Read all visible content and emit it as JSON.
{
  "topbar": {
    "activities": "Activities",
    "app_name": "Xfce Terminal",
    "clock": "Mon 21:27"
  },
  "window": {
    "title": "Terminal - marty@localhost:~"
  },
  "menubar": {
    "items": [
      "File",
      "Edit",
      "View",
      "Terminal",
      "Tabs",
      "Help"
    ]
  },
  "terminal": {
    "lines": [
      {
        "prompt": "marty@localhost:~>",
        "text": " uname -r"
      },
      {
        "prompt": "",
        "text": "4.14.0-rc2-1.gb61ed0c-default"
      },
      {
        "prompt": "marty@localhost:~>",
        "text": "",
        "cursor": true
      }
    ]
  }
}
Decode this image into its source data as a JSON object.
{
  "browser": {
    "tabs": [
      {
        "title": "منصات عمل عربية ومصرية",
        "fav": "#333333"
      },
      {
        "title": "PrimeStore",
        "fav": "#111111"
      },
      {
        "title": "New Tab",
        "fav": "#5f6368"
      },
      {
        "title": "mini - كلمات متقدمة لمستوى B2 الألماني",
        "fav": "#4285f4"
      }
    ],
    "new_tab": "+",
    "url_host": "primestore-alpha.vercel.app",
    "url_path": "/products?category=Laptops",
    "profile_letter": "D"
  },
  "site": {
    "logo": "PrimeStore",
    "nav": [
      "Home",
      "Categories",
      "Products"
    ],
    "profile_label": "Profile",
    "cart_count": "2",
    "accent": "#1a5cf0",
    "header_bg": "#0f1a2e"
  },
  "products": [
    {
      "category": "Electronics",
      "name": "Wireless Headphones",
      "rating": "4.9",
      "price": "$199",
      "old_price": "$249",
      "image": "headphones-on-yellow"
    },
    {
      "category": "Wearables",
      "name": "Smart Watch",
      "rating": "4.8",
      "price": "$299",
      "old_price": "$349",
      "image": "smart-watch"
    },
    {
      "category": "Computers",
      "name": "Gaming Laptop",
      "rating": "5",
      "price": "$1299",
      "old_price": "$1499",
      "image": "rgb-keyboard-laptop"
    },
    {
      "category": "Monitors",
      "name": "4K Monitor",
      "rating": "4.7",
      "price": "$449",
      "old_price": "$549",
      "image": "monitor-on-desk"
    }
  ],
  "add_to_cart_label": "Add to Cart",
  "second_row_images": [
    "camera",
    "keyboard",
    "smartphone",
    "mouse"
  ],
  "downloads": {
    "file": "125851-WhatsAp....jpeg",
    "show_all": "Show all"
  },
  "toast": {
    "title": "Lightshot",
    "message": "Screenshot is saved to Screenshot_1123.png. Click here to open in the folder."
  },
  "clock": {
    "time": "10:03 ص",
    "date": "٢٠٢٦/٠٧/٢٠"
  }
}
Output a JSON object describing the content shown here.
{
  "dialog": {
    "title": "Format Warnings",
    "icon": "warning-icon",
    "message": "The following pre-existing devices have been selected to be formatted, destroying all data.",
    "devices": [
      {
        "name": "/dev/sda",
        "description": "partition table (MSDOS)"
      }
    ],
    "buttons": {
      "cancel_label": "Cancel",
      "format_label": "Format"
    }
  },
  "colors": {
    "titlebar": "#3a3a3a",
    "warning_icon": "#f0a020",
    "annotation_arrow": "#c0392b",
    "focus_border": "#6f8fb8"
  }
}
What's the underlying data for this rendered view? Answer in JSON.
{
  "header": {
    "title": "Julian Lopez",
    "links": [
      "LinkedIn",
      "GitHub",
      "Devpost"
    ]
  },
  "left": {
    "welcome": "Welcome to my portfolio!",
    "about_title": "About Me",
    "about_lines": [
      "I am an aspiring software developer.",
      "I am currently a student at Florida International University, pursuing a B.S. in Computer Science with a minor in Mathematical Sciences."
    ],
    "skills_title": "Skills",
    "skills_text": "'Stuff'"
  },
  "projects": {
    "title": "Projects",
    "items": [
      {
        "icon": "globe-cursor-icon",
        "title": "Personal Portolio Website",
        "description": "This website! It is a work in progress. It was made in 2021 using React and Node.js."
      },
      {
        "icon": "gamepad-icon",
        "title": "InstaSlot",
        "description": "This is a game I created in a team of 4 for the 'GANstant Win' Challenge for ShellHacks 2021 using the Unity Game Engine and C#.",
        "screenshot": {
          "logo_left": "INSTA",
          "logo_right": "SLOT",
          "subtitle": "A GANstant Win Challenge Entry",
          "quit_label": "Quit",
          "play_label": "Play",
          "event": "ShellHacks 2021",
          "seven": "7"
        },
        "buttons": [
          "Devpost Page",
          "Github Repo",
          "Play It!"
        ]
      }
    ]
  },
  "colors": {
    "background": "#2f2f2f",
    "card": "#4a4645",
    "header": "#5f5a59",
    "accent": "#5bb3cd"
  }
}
──────
# Stated task
Repeat every record exactly as written, please.

# Solution for this problem
Read all visible content and emit it as JSON.
{
  "topbar": {
    "activities": "Activities",
    "app_name": "Xfce Terminal",
    "clock": "Mon 21:27"
  },
  "window": {
    "title": "Terminal - marty@localhost:~"
  },
  "menubar": {
    "items": [
      "File",
      "Edit",
      "View",
      "Terminal",
      "Tabs",
      "Help"
    ]
  },
  "terminal": {
    "lines": [
      {
        "prompt": "marty@localhost:~>",
        "text": " uname -r"
      },
      {
        "prompt": "",
        "text": "4.14.0-rc2-1.gb61ed0c-default"
      },
      {
        "prompt": "marty@localhost:~>",
        "text": "",
        "cursor": true
      }
    ]
  }
}
Decode this image into its source data as a JSON object.
{
  "browser": {
    "tabs": [
      {
        "title": "منصات عمل عربية ومصرية",
        "fav": "#333333"
      },
      {
        "title": "PrimeStore",
        "fav": "#111111"
      },
      {
        "title": "New Tab",
        "fav": "#5f6368"
      },
      {
        "title": "mini - كلمات متقدمة لمستوى B2 الألماني",
        "fav": "#4285f4"
      }
    ],
    "new_tab": "+",
    "url_host": "primestore-alpha.vercel.app",
    "url_path": "/products?category=Laptops",
    "profile_letter": "D"
  },
  "site": {
    "logo": "PrimeStore",
    "nav": [
      "Home",
      "Categories",
      "Products"
    ],
    "profile_label": "Profile",
    "cart_count": "2",
    "accent": "#1a5cf0",
    "header_bg": "#0f1a2e"
  },
  "products": [
    {
      "category": "Electronics",
      "name": "Wireless Headphones",
      "rating": "4.9",
      "price": "$199",
      "old_price": "$249",
      "image": "headphones-on-yellow"
    },
    {
      "category": "Wearables",
      "name": "Smart Watch",
      "rating": "4.8",
      "price": "$299",
      "old_price": "$349",
      "image": "smart-watch"
    },
    {
      "category": "Computers",
      "name": "Gaming Laptop",
      "rating": "5",
      "price": "$1299",
      "old_price": "$1499",
      "image": "rgb-keyboard-laptop"
    },
    {
      "category": "Monitors",
      "name": "4K Monitor",
      "rating": "4.7",
      "price": "$449",
      "old_price": "$549",
      "image": "monitor-on-desk"
    }
  ],
  "add_to_cart_label": "Add to Cart",
  "second_row_images": [
    "camera",
    "keyboard",
    "smartphone",
    "mouse"
  ],
  "downloads": {
    "file": "125851-WhatsAp....jpeg",
    "show_all": "Show all"
  },
  "toast": {
    "title": "Lightshot",
    "message": "Screenshot is saved to Screenshot_1123.png. Click here to open in the folder."
  },
  "clock": {
    "time": "10:03 ص",
    "date": "٢٠٢٦/٠٧/٢٠"
  }
}
Output a JSON object describing the content shown here.
{
  "dialog": {
    "title": "Format Warnings",
    "icon": "warning-icon",
    "message": "The following pre-existing devices have been selected to be formatted, destroying all data.",
    "devices": [
      {
        "name": "/dev/sda",
        "description": "partition table (MSDOS)"
      }
    ],
    "buttons": {
      "cancel_label": "Cancel",
      "format_label": "Format"
    }
  },
  "colors": {
    "titlebar": "#3a3a3a",
    "warning_icon": "#f0a020",
    "annotation_arrow": "#c0392b",
    "focus_border": "#6f8fb8"
  }
}
What's the underlying data for this rendered view? Answer in JSON.
{
  "header": {
    "title": "Julian Lopez",
    "links": [
      "LinkedIn",
      "GitHub",
      "Devpost"
    ]
  },
  "left": {
    "welcome": "Welcome to my portfolio!",
    "about_title": "About Me",
    "about_lines": [
      "I am an aspiring software developer.",
      "I am currently a student at Florida International University, pursuing a B.S. in Computer Science with a minor in Mathematical Sciences."
    ],
    "skills_title": "Skills",
    "skills_text": "'Stuff'"
  },
  "projects": {
    "title": "Projects",
    "items": [
      {
        "icon": "globe-cursor-icon",
        "title": "Personal Portolio Website",
        "description": "This website! It is a work in progress. It was made in 2021 using React and Node.js."
      },
      {
        "icon": "gamepad-icon",
        "title": "InstaSlot",
        "description": "This is a game I created in a team of 4 for the 'GANstant Win' Challenge for ShellHacks 2021 using the Unity Game Engine and C#.",
        "screenshot": {
          "logo_left": "INSTA",
          "logo_right": "SLOT",
          "subtitle": "A GANstant Win Challenge Entry",
          "quit_label": "Quit",
          "play_label": "Play",
          "event": "ShellHacks 2021",
          "seven": "7"
        },
        "buttons": [
          "Devpost Page",
          "Github Repo",
          "Play It!"
        ]
      }
    ]
  },
  "colors": {
    "background": "#2f2f2f",
    "card": "#4a4645",
    "header": "#5f5a59",
    "accent": "#5bb3cd"
  }
}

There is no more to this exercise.